**TASK PROMPT:**
Quote the data verbatim from its first line through the line containing "callout-marker-full-opening[interactable] <box>398 260", including both of those lines.

**DATA PROVIDED:**
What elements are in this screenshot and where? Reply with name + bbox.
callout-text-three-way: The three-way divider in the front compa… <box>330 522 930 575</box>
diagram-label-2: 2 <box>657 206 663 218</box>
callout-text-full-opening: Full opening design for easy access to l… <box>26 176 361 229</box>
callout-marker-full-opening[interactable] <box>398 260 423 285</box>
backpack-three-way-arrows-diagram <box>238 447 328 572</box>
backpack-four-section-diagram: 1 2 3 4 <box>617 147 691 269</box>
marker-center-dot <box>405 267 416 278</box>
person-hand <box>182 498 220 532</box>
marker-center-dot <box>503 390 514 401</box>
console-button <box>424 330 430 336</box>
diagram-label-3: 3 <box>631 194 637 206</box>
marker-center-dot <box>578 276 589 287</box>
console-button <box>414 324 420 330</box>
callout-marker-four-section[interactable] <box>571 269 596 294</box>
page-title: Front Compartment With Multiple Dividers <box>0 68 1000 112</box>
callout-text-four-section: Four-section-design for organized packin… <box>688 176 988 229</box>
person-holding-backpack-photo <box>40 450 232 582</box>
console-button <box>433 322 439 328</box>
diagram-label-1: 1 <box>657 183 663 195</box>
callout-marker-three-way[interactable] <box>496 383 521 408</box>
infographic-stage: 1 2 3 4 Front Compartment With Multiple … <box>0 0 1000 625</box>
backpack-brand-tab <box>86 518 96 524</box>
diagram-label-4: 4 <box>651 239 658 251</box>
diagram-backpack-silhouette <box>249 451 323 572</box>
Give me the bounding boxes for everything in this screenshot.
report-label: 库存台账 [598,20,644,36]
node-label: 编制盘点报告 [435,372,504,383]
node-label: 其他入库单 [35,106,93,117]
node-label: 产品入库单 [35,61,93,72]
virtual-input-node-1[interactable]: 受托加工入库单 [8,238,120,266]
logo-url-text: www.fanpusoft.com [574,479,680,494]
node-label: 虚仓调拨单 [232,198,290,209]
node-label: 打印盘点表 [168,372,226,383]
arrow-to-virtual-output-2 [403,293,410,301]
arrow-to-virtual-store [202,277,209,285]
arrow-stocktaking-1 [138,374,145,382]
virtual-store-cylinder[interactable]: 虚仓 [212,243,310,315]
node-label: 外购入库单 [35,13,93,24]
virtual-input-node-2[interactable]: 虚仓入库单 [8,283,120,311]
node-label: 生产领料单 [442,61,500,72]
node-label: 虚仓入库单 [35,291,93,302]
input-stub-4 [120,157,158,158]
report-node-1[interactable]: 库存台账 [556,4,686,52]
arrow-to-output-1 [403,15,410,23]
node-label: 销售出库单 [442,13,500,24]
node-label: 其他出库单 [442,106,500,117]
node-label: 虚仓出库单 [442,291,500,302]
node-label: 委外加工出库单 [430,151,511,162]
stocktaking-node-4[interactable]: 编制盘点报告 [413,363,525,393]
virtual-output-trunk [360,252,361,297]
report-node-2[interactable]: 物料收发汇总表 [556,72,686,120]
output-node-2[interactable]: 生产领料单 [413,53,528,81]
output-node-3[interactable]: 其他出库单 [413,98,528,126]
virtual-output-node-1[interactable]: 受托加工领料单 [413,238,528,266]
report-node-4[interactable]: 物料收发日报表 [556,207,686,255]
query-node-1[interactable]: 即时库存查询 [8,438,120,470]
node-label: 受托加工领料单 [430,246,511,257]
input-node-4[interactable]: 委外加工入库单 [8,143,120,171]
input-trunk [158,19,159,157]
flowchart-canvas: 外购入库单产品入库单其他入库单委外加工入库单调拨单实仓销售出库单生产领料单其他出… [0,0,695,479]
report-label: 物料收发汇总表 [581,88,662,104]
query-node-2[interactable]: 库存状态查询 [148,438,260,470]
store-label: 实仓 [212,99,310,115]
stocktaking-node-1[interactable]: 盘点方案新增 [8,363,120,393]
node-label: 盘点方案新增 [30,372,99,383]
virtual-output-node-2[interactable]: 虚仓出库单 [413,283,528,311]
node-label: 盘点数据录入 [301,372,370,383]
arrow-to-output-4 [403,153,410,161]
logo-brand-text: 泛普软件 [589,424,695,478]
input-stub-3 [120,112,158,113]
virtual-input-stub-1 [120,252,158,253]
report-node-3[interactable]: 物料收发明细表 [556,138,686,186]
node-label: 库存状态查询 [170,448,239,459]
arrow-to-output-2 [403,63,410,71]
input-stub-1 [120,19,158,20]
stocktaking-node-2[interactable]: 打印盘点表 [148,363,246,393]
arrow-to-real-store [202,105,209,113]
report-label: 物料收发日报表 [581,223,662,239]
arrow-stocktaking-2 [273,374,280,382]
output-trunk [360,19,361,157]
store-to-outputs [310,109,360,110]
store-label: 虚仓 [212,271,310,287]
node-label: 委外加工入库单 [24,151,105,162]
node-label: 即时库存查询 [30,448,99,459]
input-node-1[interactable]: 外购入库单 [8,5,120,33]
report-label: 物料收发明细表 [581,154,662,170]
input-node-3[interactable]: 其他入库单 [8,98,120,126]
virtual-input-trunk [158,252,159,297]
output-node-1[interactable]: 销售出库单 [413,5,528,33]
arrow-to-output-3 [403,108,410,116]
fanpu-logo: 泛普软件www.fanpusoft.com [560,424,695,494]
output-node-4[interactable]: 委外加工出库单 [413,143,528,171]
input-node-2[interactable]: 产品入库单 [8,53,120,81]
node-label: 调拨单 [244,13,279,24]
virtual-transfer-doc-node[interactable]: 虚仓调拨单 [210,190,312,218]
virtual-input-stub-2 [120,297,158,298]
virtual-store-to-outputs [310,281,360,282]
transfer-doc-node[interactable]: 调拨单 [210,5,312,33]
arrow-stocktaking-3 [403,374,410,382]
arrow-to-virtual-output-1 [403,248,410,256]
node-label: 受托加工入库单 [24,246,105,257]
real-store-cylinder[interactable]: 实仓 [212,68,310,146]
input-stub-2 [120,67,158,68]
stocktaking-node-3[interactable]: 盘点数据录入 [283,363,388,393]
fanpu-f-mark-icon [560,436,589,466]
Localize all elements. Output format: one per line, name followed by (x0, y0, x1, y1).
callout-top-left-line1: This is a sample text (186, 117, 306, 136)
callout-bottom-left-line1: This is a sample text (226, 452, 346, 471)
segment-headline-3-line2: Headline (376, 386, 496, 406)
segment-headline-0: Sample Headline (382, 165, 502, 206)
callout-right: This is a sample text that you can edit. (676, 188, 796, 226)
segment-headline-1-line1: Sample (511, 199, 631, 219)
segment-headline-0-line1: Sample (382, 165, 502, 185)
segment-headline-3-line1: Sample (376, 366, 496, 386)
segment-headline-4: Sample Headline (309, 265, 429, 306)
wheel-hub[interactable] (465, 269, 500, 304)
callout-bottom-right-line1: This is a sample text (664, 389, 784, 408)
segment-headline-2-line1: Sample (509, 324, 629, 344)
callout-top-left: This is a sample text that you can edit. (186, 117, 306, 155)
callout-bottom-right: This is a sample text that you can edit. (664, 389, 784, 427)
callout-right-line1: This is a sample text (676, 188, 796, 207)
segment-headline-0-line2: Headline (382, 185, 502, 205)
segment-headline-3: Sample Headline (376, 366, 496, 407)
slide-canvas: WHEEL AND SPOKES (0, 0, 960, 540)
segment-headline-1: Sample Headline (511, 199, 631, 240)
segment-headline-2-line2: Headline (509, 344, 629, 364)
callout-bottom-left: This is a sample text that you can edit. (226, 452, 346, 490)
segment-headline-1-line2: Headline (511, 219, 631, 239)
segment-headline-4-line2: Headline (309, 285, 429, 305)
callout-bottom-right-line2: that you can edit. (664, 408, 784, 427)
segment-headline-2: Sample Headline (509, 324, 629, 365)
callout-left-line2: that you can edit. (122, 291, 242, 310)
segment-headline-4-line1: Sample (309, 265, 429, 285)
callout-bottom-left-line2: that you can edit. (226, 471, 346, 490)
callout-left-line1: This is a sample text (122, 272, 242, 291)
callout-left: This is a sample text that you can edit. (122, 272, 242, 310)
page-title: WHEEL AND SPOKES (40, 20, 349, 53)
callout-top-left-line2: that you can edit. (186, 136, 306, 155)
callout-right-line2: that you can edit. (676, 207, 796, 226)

**RESULT OF THIS EXERCISE:**
What elements are in this screenshot and where? Reply with name + bbox.
callout-text-three-way: The three-way divider in the front compa… <box>330 522 930 575</box>
diagram-label-2: 2 <box>657 206 663 218</box>
callout-text-full-opening: Full opening design for easy access to l… <box>26 176 361 229</box>
callout-marker-full-opening[interactable] <box>398 260 423 285</box>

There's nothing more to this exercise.